Data entries:
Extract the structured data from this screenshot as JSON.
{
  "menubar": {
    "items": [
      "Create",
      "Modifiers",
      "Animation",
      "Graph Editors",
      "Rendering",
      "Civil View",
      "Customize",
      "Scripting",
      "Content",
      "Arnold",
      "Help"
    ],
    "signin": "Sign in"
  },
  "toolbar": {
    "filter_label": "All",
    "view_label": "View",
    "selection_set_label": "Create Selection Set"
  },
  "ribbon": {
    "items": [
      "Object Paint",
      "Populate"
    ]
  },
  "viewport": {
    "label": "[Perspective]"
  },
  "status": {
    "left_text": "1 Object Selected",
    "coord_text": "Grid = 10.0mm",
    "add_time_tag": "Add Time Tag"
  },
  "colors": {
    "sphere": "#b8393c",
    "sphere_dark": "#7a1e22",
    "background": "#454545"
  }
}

- Problem statement: Return the entries above exactly as they appear.

- Response to this task:
Extract the structured data from this screenshot as JSON.
{
  "menubar": {
    "items": [
      "Create",
      "Modifiers",
      "Animation",
      "Graph Editors",
      "Rendering",
      "Civil View",
      "Customize",
      "Scripting",
      "Content",
      "Arnold",
      "Help"
    ],
    "signin": "Sign in"
  },
  "toolbar": {
    "filter_label": "All",
    "view_label": "View",
    "selection_set_label": "Create Selection Set"
  },
  "ribbon": {
    "items": [
      "Object Paint",
      "Populate"
    ]
  },
  "viewport": {
    "label": "[Perspective]"
  },
  "status": {
    "left_text": "1 Object Selected",
    "coord_text": "Grid = 10.0mm",
    "add_time_tag": "Add Time Tag"
  },
  "colors": {
    "sphere": "#b8393c",
    "sphere_dark": "#7a1e22",
    "background": "#454545"
  }
}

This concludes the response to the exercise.